Stored items from a collection:
^^^^^^^^^^^^^^^^
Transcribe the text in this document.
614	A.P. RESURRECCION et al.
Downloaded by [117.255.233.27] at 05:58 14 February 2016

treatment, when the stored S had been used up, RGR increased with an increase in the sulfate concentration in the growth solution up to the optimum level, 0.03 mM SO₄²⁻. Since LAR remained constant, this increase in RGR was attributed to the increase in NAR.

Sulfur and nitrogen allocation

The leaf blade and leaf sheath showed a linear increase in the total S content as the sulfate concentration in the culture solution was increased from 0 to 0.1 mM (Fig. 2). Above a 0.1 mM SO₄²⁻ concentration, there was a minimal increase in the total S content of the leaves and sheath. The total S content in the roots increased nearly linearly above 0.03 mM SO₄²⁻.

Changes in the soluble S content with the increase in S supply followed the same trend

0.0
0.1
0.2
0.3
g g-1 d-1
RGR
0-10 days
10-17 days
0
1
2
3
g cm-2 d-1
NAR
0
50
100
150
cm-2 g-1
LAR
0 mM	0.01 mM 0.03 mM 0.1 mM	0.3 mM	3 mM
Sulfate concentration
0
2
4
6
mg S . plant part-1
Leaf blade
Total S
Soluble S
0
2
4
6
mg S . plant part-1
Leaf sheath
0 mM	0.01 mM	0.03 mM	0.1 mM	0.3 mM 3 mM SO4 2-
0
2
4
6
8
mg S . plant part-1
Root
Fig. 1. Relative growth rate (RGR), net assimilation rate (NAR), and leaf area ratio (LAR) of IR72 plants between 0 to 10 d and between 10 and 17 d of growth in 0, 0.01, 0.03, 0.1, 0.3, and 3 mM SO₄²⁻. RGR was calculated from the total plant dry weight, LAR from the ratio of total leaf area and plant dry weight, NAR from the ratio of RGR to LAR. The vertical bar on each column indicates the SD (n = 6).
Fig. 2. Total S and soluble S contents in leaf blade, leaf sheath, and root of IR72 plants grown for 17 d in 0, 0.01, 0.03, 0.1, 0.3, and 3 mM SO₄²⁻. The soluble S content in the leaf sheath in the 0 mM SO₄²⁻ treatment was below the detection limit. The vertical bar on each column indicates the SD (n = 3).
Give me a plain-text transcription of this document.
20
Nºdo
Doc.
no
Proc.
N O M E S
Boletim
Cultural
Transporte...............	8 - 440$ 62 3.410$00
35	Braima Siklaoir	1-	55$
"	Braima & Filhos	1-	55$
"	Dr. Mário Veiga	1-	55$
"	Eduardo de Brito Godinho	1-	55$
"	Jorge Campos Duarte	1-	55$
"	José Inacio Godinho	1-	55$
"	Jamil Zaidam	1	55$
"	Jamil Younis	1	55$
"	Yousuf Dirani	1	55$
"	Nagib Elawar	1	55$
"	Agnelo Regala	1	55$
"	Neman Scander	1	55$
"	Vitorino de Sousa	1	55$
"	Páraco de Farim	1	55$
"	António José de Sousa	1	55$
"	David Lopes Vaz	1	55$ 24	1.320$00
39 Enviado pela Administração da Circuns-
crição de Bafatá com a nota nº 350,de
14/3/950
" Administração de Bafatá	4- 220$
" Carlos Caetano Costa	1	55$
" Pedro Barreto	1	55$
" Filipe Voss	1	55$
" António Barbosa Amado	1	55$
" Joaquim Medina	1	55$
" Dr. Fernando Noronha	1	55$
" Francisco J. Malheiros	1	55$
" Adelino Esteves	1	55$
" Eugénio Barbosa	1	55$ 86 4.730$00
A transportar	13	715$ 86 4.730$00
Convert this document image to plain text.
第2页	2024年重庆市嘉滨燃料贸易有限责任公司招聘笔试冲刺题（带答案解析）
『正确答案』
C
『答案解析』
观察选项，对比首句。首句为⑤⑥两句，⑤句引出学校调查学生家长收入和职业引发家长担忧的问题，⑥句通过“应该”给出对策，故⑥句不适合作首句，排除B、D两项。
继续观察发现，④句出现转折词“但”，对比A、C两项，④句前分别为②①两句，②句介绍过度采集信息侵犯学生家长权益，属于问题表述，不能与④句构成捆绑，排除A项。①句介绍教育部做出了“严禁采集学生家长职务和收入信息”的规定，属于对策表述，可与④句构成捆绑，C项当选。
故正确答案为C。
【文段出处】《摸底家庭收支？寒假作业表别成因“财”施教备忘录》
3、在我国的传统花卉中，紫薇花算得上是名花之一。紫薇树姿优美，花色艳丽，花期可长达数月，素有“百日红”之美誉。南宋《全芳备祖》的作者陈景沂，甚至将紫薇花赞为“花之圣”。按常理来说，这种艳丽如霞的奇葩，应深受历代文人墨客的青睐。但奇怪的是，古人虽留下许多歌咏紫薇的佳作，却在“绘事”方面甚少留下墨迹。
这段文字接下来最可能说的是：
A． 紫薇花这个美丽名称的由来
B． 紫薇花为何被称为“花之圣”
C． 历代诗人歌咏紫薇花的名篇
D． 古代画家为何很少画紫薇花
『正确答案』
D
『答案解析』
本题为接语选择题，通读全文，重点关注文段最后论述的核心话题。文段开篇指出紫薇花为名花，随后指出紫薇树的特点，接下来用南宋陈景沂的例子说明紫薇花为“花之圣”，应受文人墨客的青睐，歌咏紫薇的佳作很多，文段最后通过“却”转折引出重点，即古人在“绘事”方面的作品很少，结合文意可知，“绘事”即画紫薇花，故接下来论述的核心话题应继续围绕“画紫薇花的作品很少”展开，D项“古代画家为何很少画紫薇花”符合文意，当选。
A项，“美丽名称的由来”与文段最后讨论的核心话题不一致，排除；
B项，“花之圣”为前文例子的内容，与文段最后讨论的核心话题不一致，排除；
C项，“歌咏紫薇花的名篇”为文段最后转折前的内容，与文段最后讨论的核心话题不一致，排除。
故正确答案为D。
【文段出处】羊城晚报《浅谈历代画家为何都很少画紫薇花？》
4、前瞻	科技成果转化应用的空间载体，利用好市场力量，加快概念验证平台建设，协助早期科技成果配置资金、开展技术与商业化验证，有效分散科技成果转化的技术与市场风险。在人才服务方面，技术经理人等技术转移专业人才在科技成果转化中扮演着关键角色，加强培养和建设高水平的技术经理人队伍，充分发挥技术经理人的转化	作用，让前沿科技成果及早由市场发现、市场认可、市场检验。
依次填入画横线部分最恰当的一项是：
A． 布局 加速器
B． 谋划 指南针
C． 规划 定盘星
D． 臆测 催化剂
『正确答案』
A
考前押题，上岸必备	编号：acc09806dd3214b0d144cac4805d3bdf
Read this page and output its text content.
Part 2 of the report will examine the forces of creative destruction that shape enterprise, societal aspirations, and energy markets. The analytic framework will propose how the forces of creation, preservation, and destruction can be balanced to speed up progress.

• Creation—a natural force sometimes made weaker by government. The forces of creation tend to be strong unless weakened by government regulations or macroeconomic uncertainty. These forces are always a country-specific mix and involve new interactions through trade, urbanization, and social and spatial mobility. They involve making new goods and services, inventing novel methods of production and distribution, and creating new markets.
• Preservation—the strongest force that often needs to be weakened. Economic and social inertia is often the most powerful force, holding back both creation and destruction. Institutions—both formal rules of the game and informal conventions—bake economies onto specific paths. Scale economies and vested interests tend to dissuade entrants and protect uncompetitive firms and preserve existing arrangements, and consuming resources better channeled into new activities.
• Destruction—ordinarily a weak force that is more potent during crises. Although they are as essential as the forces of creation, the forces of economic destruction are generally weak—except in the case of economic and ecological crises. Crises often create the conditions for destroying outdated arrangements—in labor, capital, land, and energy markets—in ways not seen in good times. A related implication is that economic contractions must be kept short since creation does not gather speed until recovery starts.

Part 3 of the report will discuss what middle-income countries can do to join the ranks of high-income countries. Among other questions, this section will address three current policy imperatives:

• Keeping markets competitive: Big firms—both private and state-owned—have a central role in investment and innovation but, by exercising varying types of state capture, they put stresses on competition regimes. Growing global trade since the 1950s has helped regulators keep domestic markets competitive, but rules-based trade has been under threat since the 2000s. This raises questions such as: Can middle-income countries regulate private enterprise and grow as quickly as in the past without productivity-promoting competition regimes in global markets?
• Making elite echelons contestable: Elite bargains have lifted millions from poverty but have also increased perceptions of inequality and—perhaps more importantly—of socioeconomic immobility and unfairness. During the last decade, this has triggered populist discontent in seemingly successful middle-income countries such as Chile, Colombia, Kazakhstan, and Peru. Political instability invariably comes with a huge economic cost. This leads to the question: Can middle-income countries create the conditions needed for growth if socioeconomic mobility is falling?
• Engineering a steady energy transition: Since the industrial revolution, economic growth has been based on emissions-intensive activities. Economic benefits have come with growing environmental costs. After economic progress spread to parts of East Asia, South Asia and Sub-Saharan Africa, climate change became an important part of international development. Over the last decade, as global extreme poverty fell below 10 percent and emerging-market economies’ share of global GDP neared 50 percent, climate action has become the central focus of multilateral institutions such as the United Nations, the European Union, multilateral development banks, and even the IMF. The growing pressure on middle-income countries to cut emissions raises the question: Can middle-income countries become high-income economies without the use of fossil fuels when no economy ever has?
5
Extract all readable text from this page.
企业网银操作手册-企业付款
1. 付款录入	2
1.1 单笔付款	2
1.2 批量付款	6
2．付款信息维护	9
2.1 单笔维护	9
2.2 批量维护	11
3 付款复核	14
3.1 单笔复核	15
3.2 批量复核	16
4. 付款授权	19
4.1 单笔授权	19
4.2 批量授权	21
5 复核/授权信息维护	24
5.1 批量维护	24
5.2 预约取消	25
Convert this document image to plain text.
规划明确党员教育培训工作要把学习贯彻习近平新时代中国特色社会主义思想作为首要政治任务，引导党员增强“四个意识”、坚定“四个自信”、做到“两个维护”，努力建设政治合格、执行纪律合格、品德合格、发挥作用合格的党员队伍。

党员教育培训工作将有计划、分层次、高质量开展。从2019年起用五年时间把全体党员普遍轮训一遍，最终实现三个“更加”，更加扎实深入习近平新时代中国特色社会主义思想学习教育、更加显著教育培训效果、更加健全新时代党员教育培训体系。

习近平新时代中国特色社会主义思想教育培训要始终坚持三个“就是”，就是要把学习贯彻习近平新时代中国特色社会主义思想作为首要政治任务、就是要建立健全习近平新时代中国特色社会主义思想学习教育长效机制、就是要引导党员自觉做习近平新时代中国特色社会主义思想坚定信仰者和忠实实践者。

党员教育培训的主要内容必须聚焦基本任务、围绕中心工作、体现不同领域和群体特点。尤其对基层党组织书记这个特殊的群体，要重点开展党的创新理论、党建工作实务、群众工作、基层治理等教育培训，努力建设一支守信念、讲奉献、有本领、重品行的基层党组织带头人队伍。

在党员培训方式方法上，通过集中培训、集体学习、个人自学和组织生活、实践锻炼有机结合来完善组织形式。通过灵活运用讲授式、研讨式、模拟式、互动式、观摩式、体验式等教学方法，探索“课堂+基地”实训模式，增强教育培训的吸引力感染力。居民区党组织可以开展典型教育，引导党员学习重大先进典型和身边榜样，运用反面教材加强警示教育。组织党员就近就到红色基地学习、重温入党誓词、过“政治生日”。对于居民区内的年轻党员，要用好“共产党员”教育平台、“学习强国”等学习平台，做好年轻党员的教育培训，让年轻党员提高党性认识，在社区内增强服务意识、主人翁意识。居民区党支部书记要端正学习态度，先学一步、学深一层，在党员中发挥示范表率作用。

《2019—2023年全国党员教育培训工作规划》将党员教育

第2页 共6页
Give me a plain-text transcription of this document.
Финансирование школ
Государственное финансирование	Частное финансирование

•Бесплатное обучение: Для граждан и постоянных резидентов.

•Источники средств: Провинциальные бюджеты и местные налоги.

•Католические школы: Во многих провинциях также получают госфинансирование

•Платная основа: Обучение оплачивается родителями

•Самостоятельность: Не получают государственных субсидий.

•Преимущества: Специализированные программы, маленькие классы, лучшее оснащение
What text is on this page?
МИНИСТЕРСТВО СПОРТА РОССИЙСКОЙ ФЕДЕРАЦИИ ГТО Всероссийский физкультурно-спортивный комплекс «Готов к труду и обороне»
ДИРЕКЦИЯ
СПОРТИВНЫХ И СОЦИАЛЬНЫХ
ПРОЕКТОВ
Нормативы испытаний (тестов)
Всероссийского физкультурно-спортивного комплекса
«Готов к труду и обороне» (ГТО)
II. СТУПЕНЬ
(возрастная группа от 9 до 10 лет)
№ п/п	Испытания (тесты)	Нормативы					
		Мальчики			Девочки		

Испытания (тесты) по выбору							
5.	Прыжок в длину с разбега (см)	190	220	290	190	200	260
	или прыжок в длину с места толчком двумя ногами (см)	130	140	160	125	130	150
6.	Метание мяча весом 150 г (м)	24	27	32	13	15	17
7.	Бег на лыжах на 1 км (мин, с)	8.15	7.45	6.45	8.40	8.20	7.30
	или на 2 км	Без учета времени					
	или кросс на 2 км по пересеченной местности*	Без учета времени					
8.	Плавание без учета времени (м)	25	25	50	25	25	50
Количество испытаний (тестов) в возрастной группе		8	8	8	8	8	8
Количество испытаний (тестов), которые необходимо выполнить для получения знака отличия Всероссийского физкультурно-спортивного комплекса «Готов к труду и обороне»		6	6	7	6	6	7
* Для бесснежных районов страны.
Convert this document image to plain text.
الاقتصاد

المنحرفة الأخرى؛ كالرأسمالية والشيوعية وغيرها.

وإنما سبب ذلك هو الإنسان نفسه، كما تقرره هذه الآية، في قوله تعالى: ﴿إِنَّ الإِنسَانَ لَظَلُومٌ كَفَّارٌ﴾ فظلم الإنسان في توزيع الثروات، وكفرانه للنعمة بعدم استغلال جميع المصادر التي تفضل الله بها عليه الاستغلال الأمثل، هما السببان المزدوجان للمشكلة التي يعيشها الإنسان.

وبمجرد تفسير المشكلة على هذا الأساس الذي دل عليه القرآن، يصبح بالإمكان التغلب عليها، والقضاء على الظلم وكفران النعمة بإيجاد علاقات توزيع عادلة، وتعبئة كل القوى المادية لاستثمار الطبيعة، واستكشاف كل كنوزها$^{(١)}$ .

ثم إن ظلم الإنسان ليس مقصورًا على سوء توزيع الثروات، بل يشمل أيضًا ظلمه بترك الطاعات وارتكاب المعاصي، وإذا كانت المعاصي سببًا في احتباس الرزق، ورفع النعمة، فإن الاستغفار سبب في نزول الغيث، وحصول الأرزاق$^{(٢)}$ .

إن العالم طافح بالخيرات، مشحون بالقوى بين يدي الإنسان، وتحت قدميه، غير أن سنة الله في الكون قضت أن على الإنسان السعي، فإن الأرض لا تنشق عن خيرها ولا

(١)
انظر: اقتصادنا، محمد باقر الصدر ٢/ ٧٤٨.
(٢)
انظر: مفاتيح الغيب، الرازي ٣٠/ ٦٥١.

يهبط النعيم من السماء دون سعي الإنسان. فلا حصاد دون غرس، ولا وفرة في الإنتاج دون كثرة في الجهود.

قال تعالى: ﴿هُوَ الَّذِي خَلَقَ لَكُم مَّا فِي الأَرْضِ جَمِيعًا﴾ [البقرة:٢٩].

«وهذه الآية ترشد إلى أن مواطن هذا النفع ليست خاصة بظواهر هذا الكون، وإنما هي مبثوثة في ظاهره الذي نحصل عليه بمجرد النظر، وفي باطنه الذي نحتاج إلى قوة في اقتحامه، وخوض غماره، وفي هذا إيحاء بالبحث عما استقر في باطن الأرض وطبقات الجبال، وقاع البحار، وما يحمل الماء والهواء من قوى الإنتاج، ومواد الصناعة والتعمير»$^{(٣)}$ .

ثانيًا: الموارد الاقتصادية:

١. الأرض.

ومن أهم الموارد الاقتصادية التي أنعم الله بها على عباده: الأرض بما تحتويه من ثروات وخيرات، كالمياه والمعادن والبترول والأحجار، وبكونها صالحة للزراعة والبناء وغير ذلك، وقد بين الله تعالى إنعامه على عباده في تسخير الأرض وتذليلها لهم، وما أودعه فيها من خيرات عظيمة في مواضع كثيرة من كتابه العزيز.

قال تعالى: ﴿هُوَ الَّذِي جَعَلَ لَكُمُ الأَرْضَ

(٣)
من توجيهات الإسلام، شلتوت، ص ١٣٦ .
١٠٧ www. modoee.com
^^^^^^^^^^^^^^^^
Problem to work on >>
Work out how many lines of the data hold the string "انظر". Reply with that number alone.

The output >>
2